## BEGIN
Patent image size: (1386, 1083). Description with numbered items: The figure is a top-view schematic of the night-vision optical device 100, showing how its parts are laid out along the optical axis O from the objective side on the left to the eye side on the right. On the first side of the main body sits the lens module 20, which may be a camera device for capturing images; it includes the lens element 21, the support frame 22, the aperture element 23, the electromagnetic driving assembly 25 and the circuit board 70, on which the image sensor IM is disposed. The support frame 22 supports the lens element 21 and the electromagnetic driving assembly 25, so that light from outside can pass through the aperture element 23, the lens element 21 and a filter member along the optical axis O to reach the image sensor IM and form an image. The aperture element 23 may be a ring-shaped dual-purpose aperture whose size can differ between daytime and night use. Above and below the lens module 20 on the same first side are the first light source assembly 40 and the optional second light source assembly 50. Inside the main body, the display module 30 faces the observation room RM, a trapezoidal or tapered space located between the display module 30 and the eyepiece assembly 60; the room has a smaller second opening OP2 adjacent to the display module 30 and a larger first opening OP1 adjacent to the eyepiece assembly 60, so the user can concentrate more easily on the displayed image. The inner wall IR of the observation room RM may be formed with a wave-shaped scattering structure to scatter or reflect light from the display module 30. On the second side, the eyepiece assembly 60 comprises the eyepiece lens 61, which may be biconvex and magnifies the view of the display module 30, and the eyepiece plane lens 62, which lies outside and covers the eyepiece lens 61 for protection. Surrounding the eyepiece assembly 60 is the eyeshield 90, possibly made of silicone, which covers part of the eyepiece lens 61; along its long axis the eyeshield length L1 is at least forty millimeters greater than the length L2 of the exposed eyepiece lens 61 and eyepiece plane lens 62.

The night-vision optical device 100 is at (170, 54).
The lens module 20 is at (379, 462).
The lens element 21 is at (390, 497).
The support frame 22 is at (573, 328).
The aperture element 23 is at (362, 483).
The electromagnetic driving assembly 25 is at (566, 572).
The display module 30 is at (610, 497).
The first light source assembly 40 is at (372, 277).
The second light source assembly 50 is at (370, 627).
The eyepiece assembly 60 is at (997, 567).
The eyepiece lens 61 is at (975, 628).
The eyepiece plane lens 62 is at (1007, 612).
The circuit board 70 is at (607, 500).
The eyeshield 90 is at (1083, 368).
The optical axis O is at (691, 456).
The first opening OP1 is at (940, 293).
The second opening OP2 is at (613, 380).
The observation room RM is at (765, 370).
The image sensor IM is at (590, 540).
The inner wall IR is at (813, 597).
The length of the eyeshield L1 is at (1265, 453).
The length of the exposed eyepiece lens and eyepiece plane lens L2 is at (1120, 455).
## END
STATED GOAL: Copy out, word for word, the rows from the very first one through the row that contains "The support frame 22 is at (573, 328).", with both of those rows included.

EXERCISE ANSWER:
Patent image size: (1386, 1083). Description with numbered items: The figure is a top-view schematic of the night-vision optical device 100, showing how its parts are laid out along the optical axis O from the objective side on the left to the eye side on the right. On the first side of the main body sits the lens module 20, which may be a camera device for capturing images; it includes the lens element 21, the support frame 22, the aperture element 23, the electromagnetic driving assembly 25 and the circuit board 70, on which the image sensor IM is disposed. The support frame 22 supports the lens element 21 and the electromagnetic driving assembly 25, so that light from outside can pass through the aperture element 23, the lens element 21 and a filter member along the optical axis O to reach the image sensor IM and form an image. The aperture element 23 may be a ring-shaped dual-purpose aperture whose size can differ between daytime and night use. Above and below the lens module 20 on the same first side are the first light source assembly 40 and the optional second light source assembly 50. Inside the main body, the display module 30 faces the observation room RM, a trapezoidal or tapered space located between the display module 30 and the eyepiece assembly 60; the room has a smaller second opening OP2 adjacent to the display module 30 and a larger first opening OP1 adjacent to the eyepiece assembly 60, so the user can concentrate more easily on the displayed image. The inner wall IR of the observation room RM may be formed with a wave-shaped scattering structure to scatter or reflect light from the display module 30. On the second side, the eyepiece assembly 60 comprises the eyepiece lens 61, which may be biconvex and magnifies the view of the display module 30, and the eyepiece plane lens 62, which lies outside and covers the eyepiece lens 61 for protection. Surrounding the eyepiece assembly 60 is the eyeshield 90, possibly made of silicone, which covers part of the eyepiece lens 61; along its long axis the eyeshield length L1 is at least forty millimeters greater than the length L2 of the exposed eyepiece lens 61 and eyepiece plane lens 62.

The night-vision optical device 100 is at (170, 54).
The lens module 20 is at (379, 462).
The lens element 21 is at (390, 497).
The support frame 22 is at (573, 328).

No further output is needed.